# GOAL
Write out all the data again, exactly as it stands.

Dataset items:
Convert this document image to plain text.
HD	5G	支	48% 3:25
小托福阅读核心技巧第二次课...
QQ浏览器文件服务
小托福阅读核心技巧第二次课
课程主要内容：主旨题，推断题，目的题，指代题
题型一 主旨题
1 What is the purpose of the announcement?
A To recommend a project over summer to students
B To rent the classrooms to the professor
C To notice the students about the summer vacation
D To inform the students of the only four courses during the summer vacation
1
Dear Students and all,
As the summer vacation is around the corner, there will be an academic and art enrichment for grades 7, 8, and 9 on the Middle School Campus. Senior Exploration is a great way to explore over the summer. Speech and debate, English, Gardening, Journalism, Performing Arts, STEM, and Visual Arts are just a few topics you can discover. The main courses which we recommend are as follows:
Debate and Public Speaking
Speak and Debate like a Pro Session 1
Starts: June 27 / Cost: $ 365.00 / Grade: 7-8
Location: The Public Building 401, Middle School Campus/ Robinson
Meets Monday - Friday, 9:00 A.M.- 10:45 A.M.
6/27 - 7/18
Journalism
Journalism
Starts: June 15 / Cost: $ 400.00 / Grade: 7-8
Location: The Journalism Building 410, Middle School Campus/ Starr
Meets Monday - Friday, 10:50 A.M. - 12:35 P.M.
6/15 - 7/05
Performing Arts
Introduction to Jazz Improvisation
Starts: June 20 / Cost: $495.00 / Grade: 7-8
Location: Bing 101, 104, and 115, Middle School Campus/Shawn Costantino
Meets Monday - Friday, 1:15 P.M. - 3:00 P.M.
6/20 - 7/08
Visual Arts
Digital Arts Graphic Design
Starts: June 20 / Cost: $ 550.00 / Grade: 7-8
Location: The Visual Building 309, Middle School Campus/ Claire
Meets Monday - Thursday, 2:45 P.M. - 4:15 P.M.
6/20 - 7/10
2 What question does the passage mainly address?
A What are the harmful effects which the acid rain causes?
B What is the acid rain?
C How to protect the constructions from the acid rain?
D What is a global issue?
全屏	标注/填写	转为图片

# THE SOLUTION
Convert this document image to plain text.
HD	5G	支	48% 3:25
小托福阅读核心技巧第二次课...
QQ浏览器文件服务
小托福阅读核心技巧第二次课
课程主要内容：主旨题，推断题，目的题，指代题
题型一 主旨题
1 What is the purpose of the announcement?
A To recommend a project over summer to students
B To rent the classrooms to the professor
C To notice the students about the summer vacation
D To inform the students of the only four courses during the summer vacation
1
Dear Students and all,
As the summer vacation is around the corner, there will be an academic and art enrichment for grades 7, 8, and 9 on the Middle School Campus. Senior Exploration is a great way to explore over the summer. Speech and debate, English, Gardening, Journalism, Performing Arts, STEM, and Visual Arts are just a few topics you can discover. The main courses which we recommend are as follows:
Debate and Public Speaking
Speak and Debate like a Pro Session 1
Starts: June 27 / Cost: $ 365.00 / Grade: 7-8
Location: The Public Building 401, Middle School Campus/ Robinson
Meets Monday - Friday, 9:00 A.M.- 10:45 A.M.
6/27 - 7/18
Journalism
Journalism
Starts: June 15 / Cost: $ 400.00 / Grade: 7-8
Location: The Journalism Building 410, Middle School Campus/ Starr
Meets Monday - Friday, 10:50 A.M. - 12:35 P.M.
6/15 - 7/05
Performing Arts
Introduction to Jazz Improvisation
Starts: June 20 / Cost: $495.00 / Grade: 7-8
Location: Bing 101, 104, and 115, Middle School Campus/Shawn Costantino
Meets Monday - Friday, 1:15 P.M. - 3:00 P.M.
6/20 - 7/08
Visual Arts
Digital Arts Graphic Design
Starts: June 20 / Cost: $ 550.00 / Grade: 7-8
Location: The Visual Building 309, Middle School Campus/ Claire
Meets Monday - Thursday, 2:45 P.M. - 4:15 P.M.
6/20 - 7/10
2 What question does the passage mainly address?
A What are the harmful effects which the acid rain causes?
B What is the acid rain?
C How to protect the constructions from the acid rain?
D What is a global issue?
全屏	标注/填写	转为图片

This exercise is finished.